---------- INFORMATION ----------

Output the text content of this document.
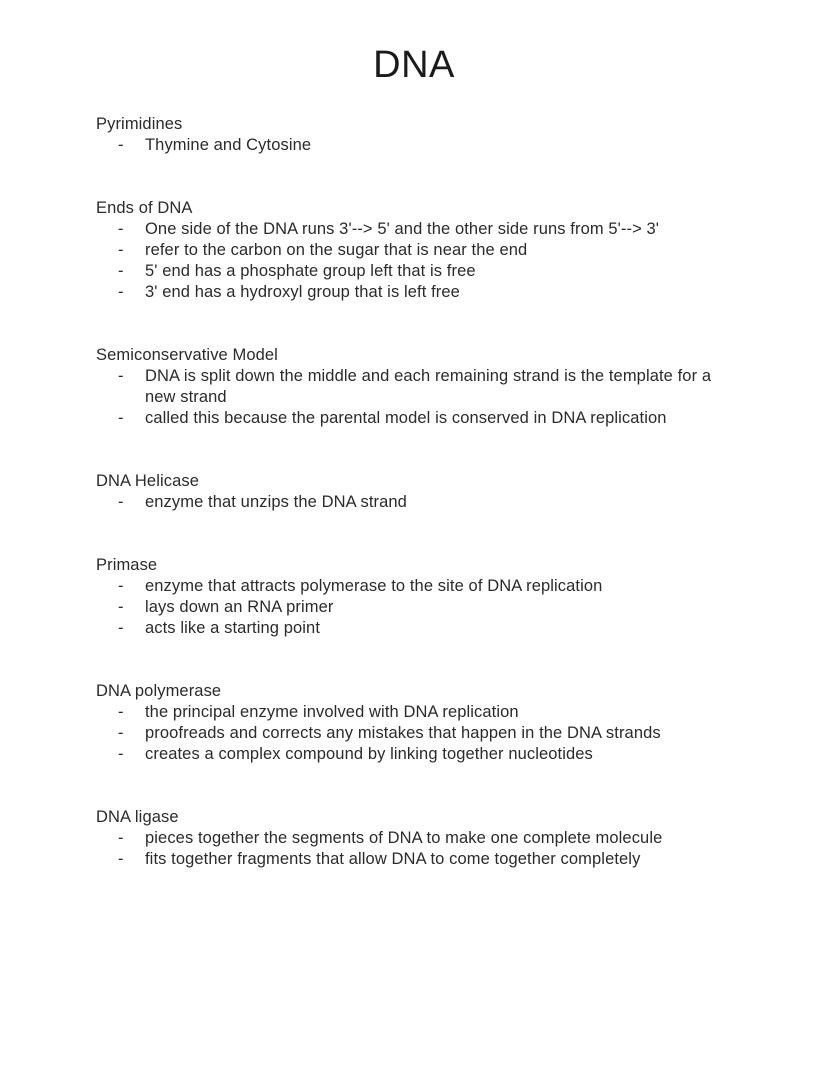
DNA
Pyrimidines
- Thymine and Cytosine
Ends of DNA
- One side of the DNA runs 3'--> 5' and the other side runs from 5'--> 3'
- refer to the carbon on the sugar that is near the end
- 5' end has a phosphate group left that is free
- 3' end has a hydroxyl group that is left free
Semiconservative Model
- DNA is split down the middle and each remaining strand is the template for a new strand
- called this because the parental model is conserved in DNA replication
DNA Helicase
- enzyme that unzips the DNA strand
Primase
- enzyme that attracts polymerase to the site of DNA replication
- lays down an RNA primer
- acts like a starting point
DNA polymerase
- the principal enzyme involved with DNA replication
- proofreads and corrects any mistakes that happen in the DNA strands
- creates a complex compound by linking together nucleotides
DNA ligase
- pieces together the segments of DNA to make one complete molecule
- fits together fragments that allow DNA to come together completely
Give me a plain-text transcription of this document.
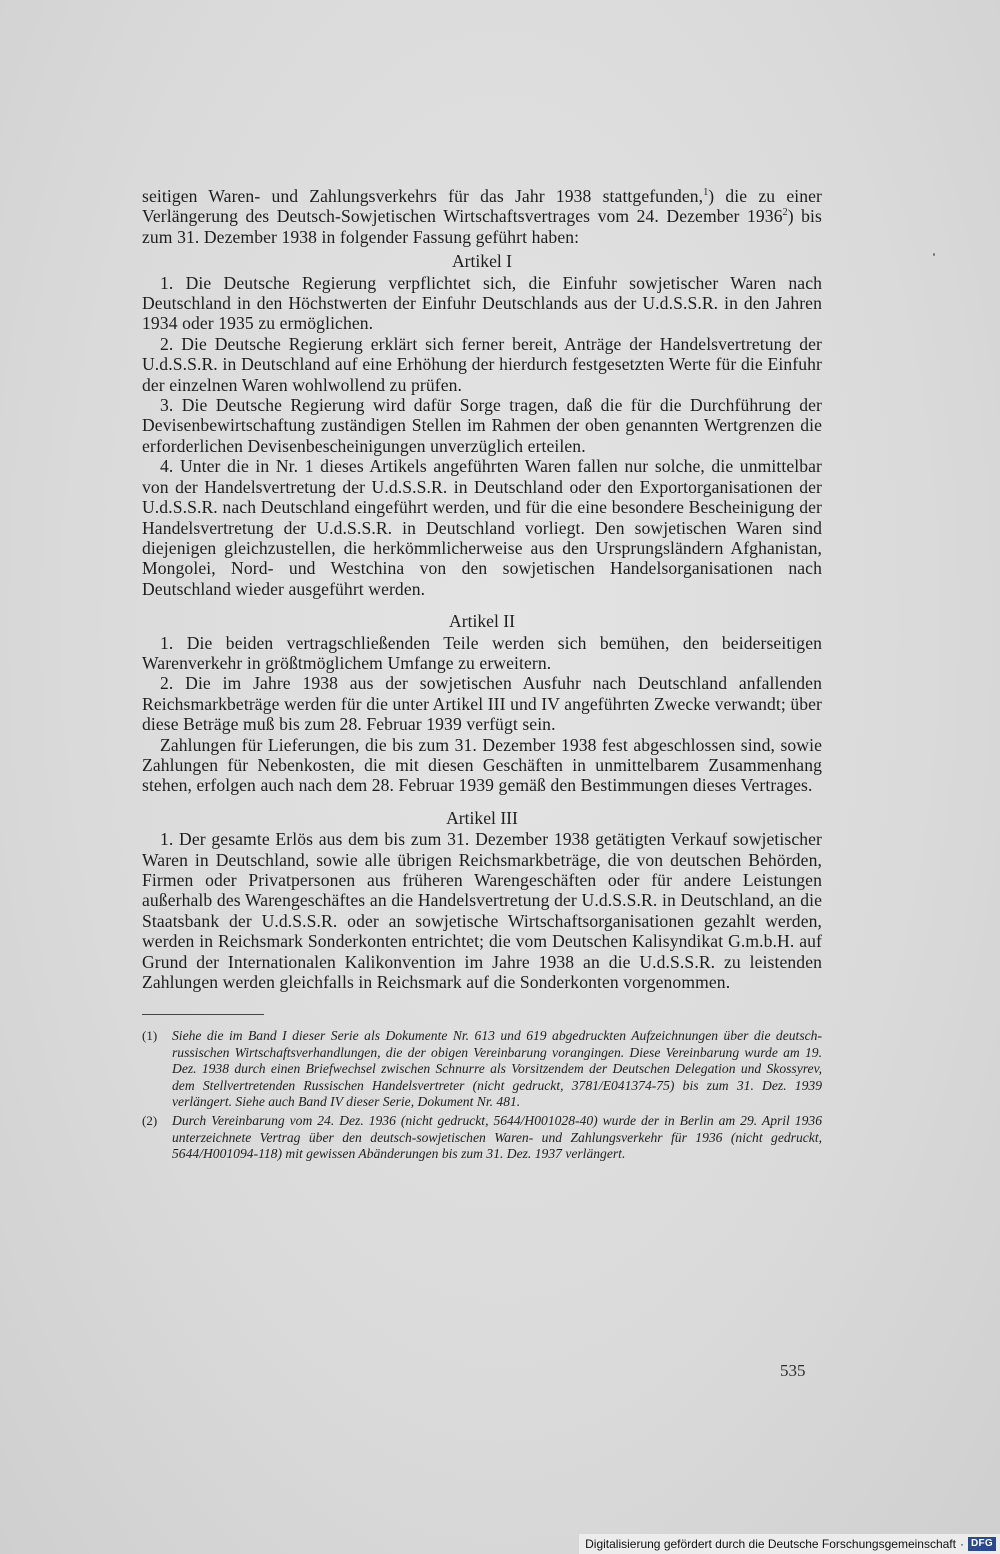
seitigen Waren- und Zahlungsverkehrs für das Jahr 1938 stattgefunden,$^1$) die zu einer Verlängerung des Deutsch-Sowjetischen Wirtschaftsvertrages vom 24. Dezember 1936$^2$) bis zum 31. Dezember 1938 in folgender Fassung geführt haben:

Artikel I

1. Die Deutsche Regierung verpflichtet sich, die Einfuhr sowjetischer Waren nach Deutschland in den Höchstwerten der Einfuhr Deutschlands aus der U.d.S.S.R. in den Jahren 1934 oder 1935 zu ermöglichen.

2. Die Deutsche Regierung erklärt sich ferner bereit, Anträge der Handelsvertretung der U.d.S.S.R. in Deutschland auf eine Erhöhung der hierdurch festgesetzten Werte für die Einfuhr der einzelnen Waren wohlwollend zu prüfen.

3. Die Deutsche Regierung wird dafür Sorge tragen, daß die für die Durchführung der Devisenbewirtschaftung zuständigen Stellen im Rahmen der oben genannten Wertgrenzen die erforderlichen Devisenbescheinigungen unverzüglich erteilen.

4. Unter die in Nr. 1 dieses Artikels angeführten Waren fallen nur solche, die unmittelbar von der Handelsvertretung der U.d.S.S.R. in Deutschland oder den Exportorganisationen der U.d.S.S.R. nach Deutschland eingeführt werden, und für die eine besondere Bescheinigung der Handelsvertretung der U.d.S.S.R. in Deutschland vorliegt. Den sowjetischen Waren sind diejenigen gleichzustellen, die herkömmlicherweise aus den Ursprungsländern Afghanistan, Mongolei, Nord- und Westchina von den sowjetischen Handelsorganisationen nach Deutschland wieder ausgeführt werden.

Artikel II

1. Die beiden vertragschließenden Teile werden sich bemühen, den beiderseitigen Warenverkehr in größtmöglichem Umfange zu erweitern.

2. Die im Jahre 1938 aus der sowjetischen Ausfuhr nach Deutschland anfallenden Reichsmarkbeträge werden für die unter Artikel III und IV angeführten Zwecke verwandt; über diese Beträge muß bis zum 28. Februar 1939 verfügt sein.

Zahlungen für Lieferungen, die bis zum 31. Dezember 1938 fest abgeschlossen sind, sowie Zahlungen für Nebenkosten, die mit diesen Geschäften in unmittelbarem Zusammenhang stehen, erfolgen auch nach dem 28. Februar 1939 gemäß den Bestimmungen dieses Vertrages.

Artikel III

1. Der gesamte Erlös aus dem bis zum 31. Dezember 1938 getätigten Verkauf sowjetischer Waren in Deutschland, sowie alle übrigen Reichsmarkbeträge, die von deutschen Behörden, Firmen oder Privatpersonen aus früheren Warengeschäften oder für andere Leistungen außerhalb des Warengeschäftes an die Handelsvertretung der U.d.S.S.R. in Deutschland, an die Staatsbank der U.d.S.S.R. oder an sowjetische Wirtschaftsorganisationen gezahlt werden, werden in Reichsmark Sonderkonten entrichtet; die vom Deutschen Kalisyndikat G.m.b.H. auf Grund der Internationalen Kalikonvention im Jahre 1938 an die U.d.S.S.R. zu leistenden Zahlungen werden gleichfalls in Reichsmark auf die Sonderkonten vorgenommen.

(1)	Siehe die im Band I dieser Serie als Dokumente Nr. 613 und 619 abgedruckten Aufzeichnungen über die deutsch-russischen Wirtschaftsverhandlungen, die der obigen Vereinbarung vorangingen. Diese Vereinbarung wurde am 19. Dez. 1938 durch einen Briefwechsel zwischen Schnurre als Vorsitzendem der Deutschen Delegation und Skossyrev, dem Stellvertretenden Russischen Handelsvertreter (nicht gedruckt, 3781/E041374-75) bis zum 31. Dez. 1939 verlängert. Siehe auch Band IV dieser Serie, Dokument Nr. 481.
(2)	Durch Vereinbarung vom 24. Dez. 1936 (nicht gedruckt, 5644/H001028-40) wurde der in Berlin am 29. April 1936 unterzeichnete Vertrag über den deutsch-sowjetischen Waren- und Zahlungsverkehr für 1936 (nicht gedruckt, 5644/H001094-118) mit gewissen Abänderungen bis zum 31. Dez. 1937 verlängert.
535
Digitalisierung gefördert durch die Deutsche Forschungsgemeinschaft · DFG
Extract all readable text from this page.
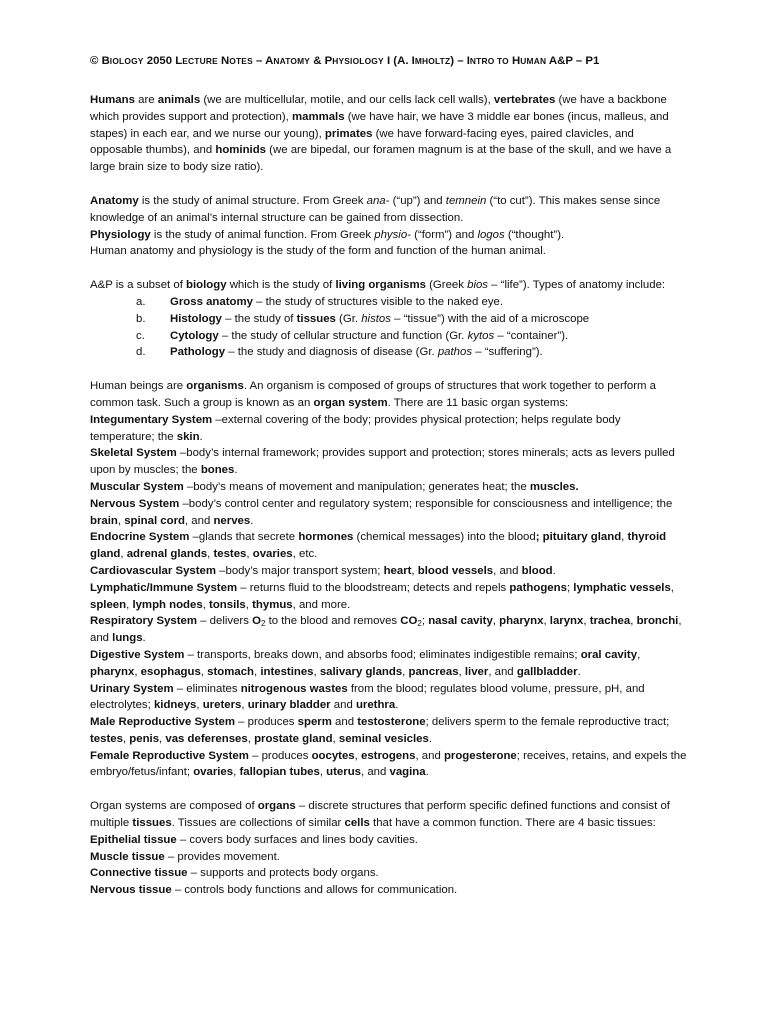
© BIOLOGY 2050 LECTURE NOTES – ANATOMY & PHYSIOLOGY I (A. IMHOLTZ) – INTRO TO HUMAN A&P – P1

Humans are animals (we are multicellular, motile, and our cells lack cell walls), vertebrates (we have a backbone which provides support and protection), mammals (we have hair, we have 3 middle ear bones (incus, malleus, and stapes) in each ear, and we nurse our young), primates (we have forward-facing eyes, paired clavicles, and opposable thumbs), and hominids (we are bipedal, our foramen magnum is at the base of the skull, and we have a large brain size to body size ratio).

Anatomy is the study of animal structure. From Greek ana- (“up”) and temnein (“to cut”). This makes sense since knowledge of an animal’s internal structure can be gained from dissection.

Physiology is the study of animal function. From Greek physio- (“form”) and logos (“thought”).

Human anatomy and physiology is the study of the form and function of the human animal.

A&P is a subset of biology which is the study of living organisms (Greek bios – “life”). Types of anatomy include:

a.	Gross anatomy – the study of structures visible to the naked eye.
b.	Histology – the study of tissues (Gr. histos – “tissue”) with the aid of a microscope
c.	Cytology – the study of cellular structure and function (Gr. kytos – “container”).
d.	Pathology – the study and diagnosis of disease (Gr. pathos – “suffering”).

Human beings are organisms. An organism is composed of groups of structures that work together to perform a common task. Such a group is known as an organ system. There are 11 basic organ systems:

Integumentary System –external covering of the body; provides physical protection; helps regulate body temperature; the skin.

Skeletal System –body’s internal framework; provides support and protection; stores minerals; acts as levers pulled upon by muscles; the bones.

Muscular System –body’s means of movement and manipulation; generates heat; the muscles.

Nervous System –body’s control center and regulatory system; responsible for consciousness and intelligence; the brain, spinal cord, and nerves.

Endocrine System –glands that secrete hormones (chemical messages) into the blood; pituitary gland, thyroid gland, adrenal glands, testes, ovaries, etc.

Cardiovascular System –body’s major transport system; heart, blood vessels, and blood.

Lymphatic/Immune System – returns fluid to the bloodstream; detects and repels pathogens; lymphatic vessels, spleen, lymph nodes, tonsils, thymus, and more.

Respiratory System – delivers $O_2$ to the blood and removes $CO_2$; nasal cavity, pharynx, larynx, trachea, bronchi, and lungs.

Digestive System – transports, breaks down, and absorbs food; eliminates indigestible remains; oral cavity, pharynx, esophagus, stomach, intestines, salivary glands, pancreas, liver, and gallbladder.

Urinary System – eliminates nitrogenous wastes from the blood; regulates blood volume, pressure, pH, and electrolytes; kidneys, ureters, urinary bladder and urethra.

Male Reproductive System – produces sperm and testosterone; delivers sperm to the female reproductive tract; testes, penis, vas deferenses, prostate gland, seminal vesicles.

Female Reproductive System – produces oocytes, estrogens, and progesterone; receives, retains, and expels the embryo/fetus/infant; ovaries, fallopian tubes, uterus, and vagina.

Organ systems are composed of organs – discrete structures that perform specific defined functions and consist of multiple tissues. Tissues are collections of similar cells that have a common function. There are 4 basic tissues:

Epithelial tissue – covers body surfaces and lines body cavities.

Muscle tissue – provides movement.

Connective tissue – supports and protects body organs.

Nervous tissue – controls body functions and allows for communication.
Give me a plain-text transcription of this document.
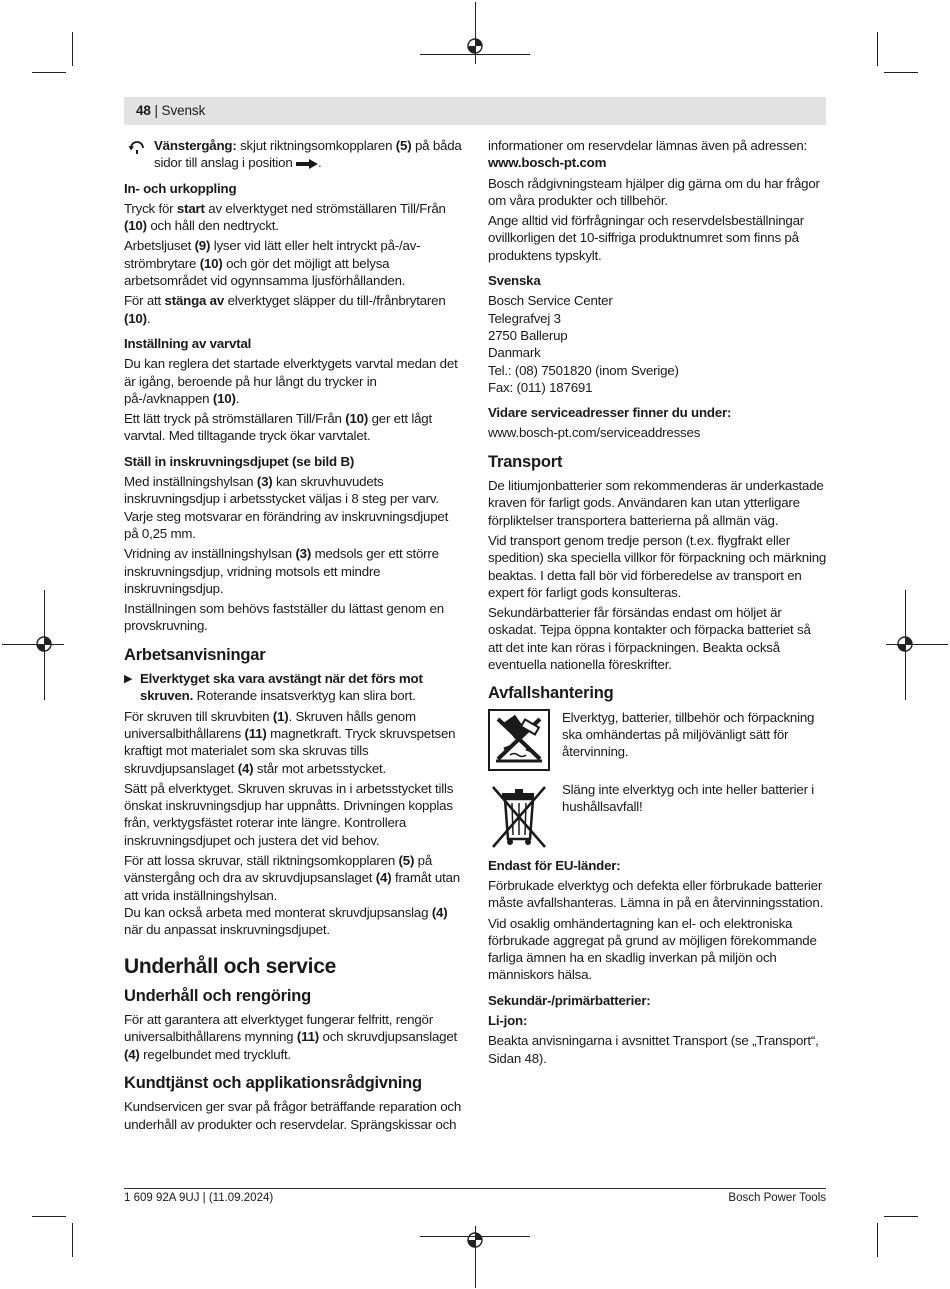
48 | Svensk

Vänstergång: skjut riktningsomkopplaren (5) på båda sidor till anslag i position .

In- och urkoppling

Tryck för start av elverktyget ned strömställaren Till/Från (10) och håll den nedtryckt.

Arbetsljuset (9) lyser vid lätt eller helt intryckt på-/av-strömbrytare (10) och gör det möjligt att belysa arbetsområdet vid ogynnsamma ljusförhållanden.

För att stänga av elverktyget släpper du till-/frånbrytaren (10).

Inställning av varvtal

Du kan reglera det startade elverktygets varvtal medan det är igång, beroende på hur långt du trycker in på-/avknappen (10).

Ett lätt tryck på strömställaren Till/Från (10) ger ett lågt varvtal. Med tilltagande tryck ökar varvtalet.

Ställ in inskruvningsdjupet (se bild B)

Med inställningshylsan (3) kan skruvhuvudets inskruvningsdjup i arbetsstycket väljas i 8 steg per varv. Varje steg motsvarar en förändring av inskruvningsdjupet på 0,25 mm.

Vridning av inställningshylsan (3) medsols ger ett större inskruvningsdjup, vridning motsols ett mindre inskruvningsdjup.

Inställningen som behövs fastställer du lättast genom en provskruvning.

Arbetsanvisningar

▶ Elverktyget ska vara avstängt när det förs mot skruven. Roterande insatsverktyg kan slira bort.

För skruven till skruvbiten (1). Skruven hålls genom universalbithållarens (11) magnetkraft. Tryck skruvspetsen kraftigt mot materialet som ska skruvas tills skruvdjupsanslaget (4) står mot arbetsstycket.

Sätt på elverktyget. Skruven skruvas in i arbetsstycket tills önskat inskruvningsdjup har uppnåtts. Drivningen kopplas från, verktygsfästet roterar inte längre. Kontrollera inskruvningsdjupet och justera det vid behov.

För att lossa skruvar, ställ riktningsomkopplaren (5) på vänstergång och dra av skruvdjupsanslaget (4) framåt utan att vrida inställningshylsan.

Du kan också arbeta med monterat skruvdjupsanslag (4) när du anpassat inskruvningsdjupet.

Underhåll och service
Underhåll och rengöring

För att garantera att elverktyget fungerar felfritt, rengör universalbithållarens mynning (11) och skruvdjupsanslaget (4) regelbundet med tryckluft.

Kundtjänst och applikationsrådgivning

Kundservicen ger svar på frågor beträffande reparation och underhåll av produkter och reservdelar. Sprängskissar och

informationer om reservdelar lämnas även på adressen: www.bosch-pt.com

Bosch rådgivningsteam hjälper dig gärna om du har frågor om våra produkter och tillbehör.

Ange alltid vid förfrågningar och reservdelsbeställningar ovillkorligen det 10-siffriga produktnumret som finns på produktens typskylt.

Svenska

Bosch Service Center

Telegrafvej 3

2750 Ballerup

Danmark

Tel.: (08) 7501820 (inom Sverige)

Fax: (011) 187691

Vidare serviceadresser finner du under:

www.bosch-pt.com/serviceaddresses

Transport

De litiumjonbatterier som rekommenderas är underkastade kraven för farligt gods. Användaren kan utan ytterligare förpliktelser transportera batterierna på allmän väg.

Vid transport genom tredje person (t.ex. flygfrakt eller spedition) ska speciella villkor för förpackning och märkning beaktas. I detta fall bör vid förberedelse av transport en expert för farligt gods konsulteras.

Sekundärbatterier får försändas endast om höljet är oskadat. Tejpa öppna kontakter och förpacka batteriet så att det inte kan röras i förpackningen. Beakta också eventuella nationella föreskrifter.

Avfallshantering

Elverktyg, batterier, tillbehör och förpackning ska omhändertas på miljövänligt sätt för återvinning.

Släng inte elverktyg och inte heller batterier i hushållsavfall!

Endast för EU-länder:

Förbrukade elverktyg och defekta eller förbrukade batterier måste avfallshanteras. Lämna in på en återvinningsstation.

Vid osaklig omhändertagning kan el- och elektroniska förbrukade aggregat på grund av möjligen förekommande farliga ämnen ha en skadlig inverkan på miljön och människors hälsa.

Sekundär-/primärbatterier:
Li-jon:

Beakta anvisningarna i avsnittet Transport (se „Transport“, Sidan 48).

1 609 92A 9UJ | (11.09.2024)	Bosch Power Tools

----------

▸ **EXERCISE GOAL**
What is needed is every line from the data above that includes the string "movement", copied out.

▸ **ANSWER FOR THIS EXERCISE**
Muscular System –body’s means of movement and manipulation; generates heat; the muscles.
Muscle tissue – provides movement.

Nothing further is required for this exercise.